Challenge ▸ Count how many lines of the data below contain the string "intrínsecos"; the reply should be that number alone.

Records provided ▸

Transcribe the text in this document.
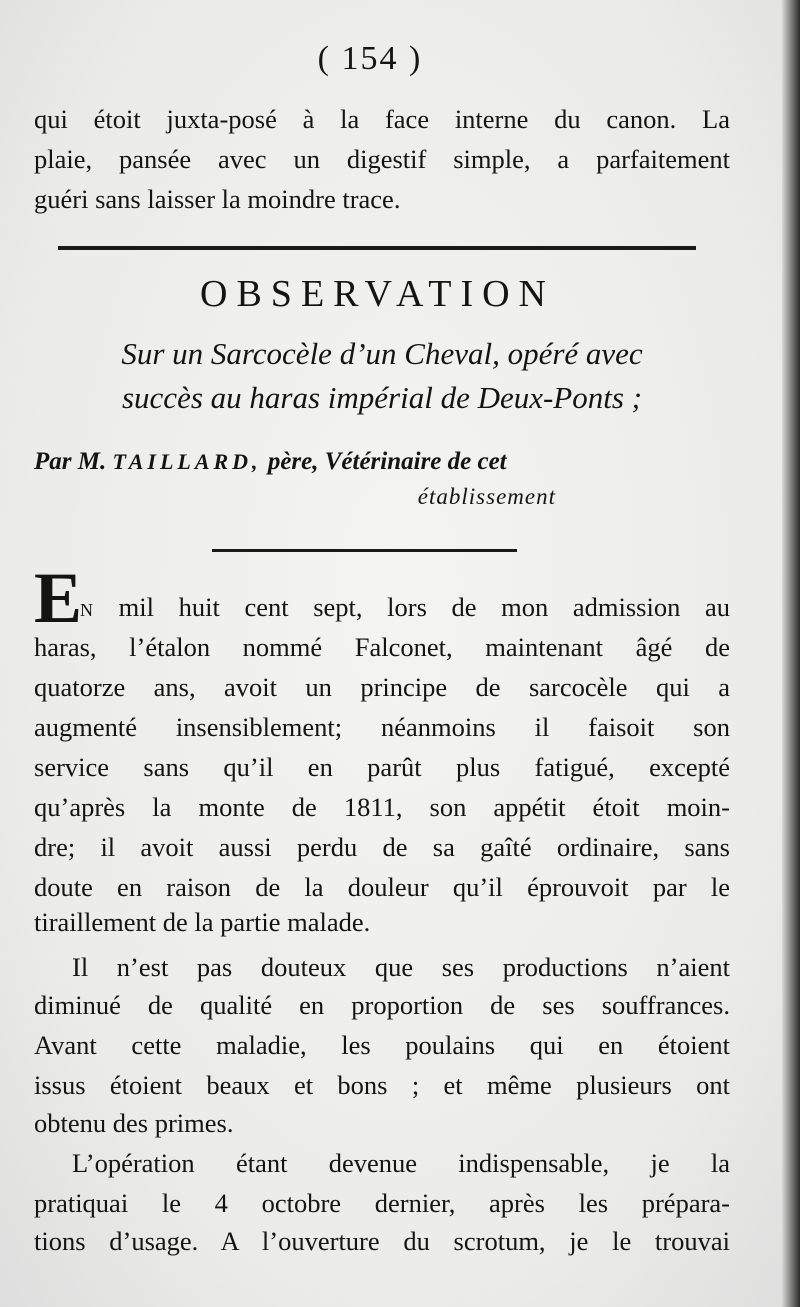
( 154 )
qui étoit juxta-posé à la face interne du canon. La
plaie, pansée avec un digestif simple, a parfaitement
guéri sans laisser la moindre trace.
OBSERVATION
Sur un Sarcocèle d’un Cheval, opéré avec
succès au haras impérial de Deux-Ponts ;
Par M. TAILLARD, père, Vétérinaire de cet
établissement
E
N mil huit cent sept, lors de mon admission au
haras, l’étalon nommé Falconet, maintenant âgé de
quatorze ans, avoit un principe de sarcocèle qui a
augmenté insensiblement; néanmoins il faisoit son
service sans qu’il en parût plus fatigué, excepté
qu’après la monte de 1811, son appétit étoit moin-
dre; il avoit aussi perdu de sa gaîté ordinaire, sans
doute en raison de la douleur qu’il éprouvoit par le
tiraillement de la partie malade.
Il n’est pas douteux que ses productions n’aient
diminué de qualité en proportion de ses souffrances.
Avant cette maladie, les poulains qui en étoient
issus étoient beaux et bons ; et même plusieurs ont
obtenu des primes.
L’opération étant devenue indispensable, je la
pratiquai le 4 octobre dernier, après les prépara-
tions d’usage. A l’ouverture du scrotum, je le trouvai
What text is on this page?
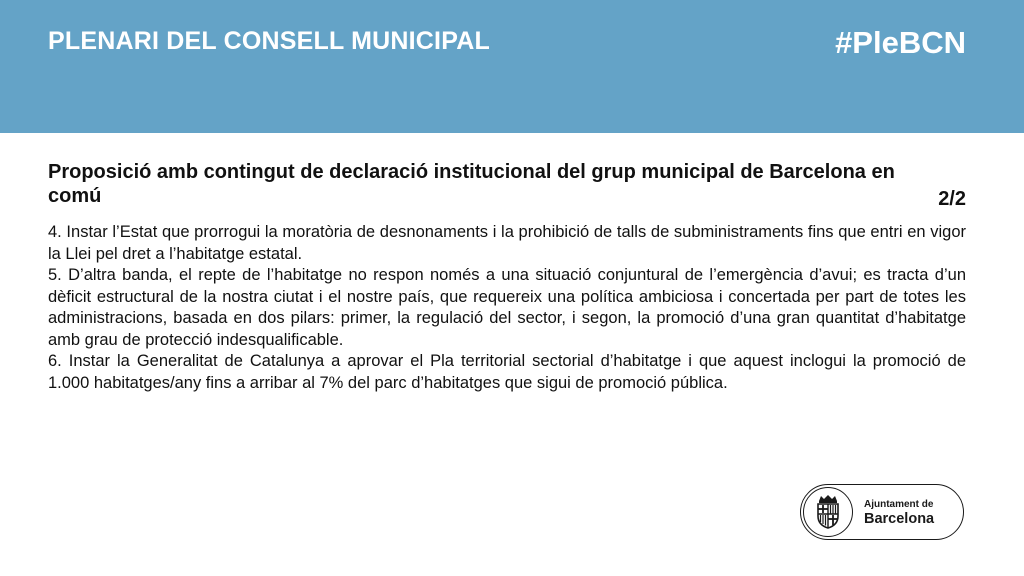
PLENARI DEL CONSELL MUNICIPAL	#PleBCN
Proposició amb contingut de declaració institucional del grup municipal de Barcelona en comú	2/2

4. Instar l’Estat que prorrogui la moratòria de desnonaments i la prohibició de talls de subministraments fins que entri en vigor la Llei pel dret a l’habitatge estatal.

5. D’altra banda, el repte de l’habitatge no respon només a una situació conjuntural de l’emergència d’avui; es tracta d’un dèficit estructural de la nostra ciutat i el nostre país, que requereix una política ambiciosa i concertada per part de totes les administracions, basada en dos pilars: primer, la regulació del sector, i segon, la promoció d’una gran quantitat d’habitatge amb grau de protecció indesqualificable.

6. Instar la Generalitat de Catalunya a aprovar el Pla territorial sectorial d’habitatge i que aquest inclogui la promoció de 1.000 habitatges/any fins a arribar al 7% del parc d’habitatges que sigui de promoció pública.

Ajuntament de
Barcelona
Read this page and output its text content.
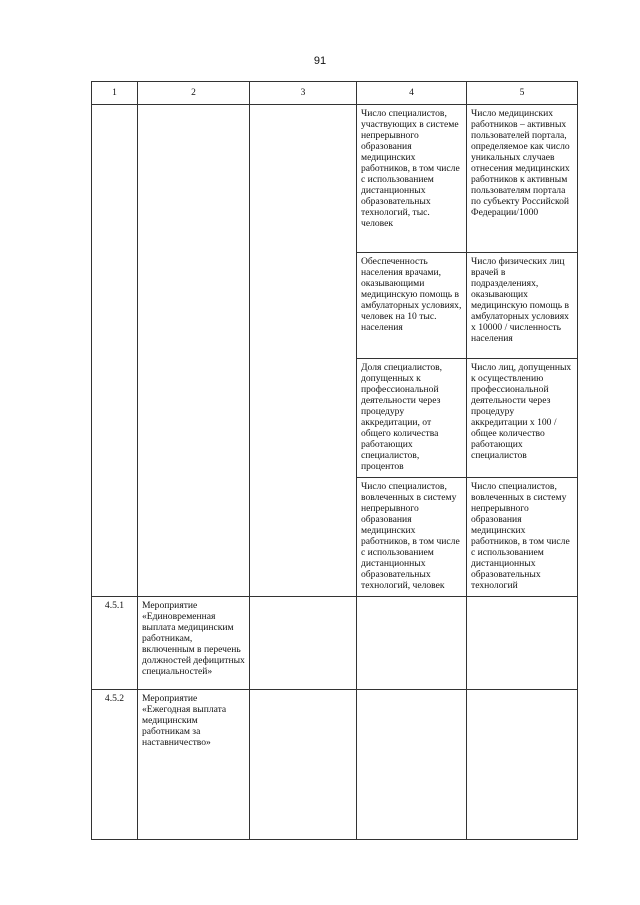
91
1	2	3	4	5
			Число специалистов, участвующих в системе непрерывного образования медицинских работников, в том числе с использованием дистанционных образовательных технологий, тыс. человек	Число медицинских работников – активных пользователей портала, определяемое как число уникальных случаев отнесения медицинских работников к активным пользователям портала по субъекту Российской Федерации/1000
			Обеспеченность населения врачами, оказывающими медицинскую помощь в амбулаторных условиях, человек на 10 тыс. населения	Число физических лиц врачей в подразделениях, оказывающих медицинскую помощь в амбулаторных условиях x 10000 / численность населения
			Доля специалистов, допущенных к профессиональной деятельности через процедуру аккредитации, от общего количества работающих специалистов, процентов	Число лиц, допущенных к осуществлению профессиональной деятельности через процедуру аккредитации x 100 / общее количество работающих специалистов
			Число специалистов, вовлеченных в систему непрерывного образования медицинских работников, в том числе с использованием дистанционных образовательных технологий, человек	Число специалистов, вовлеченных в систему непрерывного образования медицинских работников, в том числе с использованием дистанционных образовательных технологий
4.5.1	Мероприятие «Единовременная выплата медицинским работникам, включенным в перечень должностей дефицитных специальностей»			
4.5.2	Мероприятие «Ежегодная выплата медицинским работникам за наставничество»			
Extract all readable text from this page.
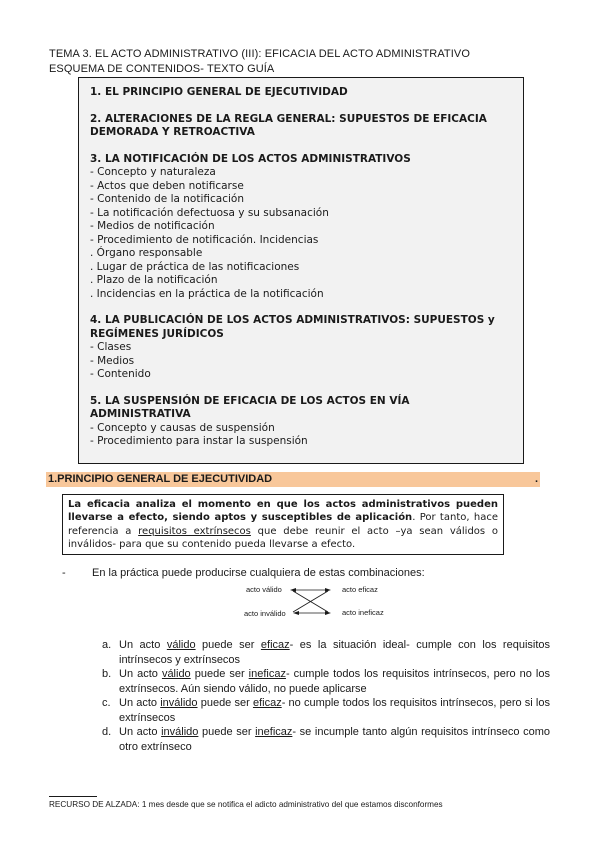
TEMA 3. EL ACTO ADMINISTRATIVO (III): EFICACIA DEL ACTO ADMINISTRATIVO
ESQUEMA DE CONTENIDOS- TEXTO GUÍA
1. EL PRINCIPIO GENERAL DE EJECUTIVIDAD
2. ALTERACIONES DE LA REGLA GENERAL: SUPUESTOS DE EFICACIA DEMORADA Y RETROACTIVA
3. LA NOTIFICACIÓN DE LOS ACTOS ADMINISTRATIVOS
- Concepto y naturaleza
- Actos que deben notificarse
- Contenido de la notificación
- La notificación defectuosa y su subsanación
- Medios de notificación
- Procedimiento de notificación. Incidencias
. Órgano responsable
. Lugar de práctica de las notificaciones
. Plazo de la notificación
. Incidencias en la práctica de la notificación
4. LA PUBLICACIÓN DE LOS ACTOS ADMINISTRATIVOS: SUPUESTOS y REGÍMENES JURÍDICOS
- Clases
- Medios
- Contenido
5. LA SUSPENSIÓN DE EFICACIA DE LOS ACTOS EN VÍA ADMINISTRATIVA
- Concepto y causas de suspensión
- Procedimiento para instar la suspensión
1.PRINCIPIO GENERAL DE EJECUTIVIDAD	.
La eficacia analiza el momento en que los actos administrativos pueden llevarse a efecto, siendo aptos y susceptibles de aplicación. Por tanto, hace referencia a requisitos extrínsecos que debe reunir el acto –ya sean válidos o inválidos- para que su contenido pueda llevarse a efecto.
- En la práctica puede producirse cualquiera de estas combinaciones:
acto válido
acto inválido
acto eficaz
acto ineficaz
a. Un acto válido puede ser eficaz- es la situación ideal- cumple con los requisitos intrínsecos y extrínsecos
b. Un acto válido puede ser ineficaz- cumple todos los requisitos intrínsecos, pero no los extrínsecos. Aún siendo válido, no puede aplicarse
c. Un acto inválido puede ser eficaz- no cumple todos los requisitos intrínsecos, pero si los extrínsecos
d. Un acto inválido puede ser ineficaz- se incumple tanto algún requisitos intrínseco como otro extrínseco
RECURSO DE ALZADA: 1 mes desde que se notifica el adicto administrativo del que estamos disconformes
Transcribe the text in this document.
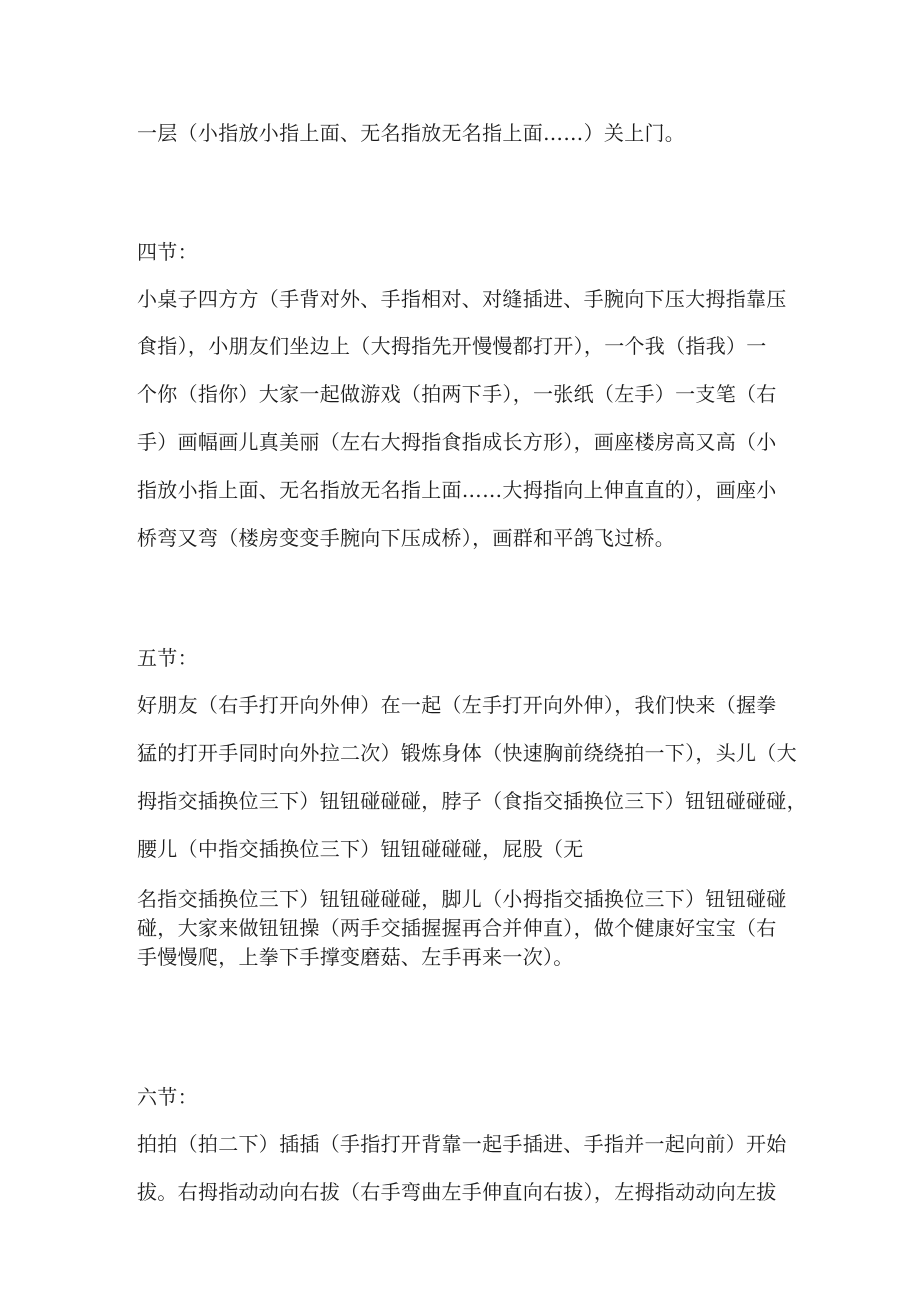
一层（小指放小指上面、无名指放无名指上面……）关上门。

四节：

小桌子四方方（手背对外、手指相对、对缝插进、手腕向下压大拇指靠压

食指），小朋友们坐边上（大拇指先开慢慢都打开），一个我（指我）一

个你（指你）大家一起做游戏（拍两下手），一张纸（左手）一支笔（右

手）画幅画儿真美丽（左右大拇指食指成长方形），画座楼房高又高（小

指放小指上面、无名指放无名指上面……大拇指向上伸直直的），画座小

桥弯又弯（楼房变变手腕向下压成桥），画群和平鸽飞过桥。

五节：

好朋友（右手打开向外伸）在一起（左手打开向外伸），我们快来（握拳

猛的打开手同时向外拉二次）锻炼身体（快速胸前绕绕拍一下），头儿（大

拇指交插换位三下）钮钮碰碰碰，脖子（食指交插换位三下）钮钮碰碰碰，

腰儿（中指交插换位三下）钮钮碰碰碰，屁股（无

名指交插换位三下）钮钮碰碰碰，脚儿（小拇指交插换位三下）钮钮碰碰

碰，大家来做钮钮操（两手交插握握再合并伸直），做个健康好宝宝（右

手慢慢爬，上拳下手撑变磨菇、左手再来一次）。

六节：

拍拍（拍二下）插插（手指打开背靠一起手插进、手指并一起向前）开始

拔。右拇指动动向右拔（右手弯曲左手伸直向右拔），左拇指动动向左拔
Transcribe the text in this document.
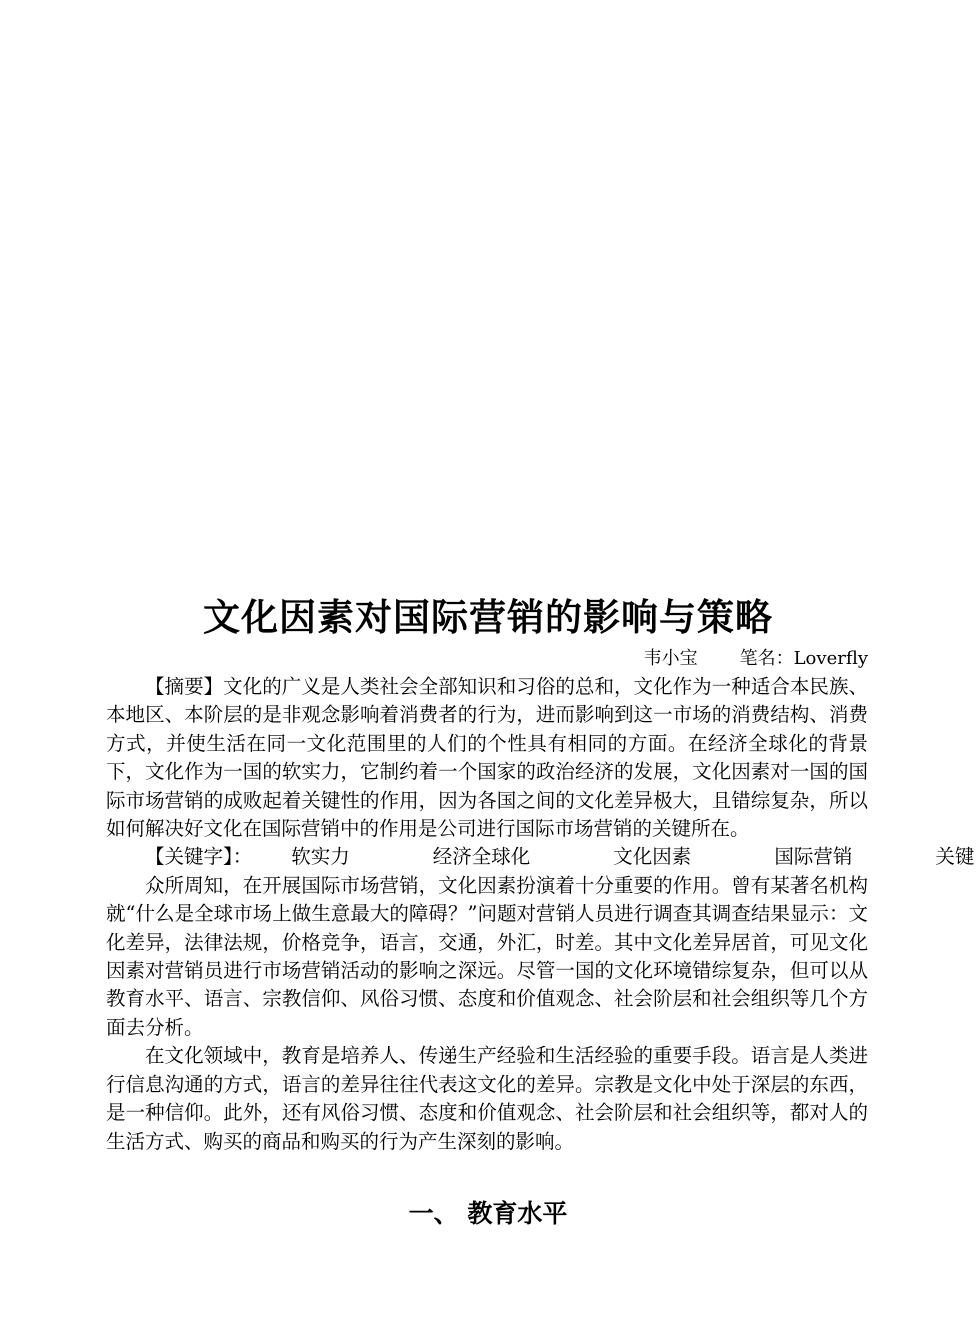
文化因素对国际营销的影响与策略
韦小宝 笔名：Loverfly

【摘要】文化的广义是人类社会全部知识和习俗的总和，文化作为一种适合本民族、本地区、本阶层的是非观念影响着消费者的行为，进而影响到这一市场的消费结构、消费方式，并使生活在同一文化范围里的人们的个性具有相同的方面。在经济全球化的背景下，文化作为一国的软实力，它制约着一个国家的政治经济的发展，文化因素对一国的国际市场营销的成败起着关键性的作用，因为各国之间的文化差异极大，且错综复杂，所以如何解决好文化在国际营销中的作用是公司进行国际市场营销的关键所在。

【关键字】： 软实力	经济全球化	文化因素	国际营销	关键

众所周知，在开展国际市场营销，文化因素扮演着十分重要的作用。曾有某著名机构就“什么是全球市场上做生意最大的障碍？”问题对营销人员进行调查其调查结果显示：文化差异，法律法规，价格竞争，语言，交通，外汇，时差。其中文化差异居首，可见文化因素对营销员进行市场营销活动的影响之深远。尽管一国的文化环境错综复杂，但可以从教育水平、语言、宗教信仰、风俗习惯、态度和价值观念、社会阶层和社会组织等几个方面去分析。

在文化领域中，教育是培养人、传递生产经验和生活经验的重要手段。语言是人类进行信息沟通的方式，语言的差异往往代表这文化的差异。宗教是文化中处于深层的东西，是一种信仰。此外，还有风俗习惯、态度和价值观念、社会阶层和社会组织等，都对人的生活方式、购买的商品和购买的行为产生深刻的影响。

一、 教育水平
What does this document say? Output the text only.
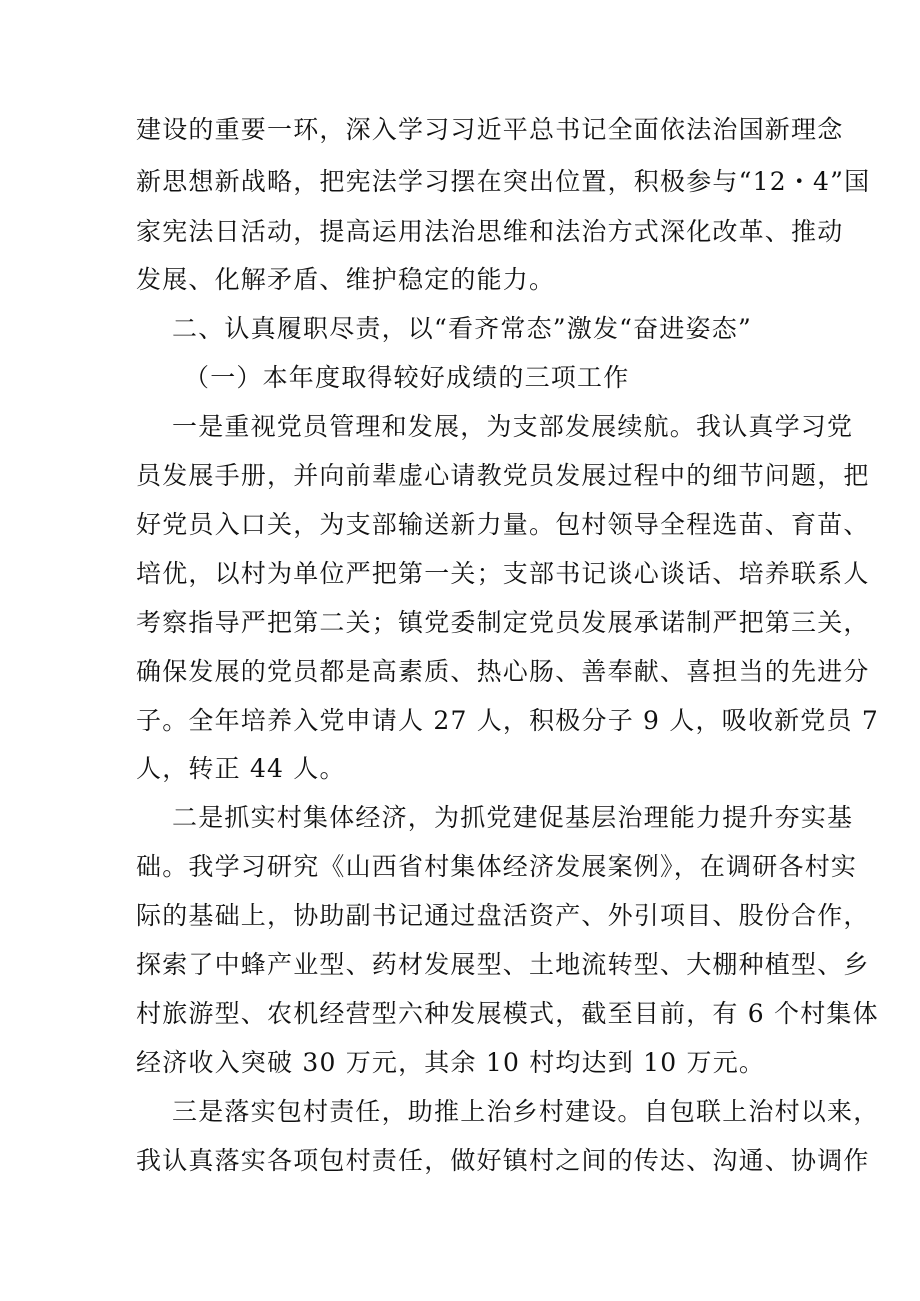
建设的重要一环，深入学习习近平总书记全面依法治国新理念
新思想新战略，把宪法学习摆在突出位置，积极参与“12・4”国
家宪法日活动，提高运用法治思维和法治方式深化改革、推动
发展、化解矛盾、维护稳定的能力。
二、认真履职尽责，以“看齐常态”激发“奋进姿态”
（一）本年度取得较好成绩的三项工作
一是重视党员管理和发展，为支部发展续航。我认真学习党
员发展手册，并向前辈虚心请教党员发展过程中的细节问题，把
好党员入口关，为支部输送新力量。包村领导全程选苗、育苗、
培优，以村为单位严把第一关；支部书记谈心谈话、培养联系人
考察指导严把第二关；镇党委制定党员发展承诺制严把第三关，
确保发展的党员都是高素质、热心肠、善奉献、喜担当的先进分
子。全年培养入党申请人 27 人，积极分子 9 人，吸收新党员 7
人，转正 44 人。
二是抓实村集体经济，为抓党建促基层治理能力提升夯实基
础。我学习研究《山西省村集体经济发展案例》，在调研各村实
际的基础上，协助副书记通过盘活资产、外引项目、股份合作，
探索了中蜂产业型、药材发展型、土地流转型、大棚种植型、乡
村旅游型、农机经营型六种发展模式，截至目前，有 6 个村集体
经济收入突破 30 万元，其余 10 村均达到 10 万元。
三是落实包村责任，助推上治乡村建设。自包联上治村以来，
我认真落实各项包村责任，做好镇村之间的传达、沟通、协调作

Reply ▸ 3